=== WORK TO COMPLETE ===
**1.** Copy out the part of the Grass Valley census text that starts at "As of the 2020 census, Grass" and stops after "in rural areas.".
**2.** Answer these questions from the Grass Valley census text:
(a) How many households were in Grass Valley as of the 2020 census?
(b) How many housing units were there as of the 2010 census?
(c) What was the average family size in 2010?

EXCERPT PROVIDED Start Marker

As of the 2020 census, Grass Valley had a population of 149. The median age was 44.8 years. 18.8% of residents were under the age of 18 and 24.8% of residents were 65 years of age or older. For every 100 females there were 129.2 males, and for every 100 females age 18 and over there were 124.1 males age 18 and over.

0% of residents lived in urban areas, while 100.0% lived in rural areas.

There were 71 households in Grass Valley, of which 26.8% had children under the age of 18 living in them. Of all households, 35.2% were married-couple households, 33.8% were households with a male householder and no spouse or partner present, and 23.9% were households with a female householder and no spouse or partner present. About 39.4% of all households were made up of individuals and 21.1% had someone living alone who was 65 years of age or older.

There were 80 housing units, of which 11.2% were vacant. Among occupied housing units, 76.1% were owner-occupied and 23.9% were renter-occupied. The homeowner vacancy rate was <0.1% and the rental vacancy rate was <0.1%.

Racial composition as of the 2020 census
| Race | Number | Percent |
|---|---|---|
| White | 129 | 86.6% |
| Black or African American | 0 | 0% |
| American Indian and Alaska Native | 1 | 0.7% |
| Asian | 0 | 0% |
| Native Hawaiian and Other Pacific Islander | 0 | 0% |
| Some other race | 0 | 0% |
| Two or more races | 19 | 12.8% |
| Hispanic or Latino (of any race) | 7 | 4.7% |

===2010 census===
As of the census of 2010, there were 164 people, 74 households, and 47 families living in the city. The population density was 321.6 PD/sqmi. There were 92 housing units at an average density of 180.4 /sqmi. The racial makeup of the city was 97.0% White, 0.6% Native American, 0.6% from other races, and 1.8% from two or more races. Hispanic or Latino of any race were 3.0% of the population.

There were 74 households, of which 23.0% had children under the age of 18 living with them, 47.3% were married couples living together, 14.9% had a female householder with no husband present, 1.4% had a male householder with no wife present, and 36.5% were non-families. 29.7% of all households were made up of individuals, and 20.3% had someone living alone who was 65 years of age or older. The average household size was 2.22 and the average family size was 2.74.

EXCERPT PROVIDED End Marker
EXCERPTED DATA Start Marker

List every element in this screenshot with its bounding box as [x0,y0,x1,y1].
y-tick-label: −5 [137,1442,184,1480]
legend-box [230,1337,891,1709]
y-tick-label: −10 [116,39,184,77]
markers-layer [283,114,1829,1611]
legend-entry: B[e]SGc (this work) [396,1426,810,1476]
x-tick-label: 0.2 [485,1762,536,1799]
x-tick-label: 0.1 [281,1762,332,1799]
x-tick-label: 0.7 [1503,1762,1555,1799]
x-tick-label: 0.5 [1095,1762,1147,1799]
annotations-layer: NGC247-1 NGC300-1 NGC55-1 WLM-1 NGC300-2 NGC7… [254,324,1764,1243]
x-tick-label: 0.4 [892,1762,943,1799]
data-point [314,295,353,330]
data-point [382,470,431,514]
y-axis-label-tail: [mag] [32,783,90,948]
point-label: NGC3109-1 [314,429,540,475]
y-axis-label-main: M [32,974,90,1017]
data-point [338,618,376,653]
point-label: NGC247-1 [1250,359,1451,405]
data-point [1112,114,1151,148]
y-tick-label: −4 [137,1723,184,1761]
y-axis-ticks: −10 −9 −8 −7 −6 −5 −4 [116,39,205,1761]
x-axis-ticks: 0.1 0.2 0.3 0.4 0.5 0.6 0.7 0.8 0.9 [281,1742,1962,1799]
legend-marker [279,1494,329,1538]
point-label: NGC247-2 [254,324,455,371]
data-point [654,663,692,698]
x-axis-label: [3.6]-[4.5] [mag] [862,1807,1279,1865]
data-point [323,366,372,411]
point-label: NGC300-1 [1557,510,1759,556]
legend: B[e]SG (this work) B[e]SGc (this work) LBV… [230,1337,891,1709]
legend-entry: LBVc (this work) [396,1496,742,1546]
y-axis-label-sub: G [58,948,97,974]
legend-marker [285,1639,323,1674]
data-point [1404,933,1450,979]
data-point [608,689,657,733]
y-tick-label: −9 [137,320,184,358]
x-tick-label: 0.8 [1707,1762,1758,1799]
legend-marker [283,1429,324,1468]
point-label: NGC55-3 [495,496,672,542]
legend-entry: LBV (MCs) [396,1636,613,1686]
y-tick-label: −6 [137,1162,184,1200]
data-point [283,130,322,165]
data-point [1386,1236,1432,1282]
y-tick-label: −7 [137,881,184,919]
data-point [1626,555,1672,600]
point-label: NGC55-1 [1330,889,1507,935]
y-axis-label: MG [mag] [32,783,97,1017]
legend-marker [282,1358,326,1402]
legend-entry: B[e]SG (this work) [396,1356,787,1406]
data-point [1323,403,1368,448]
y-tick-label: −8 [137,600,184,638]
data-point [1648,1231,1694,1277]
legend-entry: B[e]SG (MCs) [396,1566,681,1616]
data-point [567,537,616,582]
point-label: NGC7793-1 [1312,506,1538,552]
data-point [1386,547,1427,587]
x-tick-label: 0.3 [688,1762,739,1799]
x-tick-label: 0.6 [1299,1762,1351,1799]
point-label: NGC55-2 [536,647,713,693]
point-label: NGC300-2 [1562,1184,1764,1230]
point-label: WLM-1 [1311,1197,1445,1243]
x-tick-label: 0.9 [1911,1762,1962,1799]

EXCERPTED DATA End Marker

=== WRITTEN ANSWERS ===
**1.**
As of the 2020 census, Grass Valley had a population of 149. The median age was 44.8 years. 18.8% of residents were under the age of 18 and 24.8% of residents were 65 years of age or older. For every 100 females there were 129.2 males, and for every 100 females age 18 and over there were 124.1 males age 18 and over.

0% of residents lived in urban areas, while 100.0% lived in rural areas.

**2.**
(a) 71
(b) 92
(c) 2.74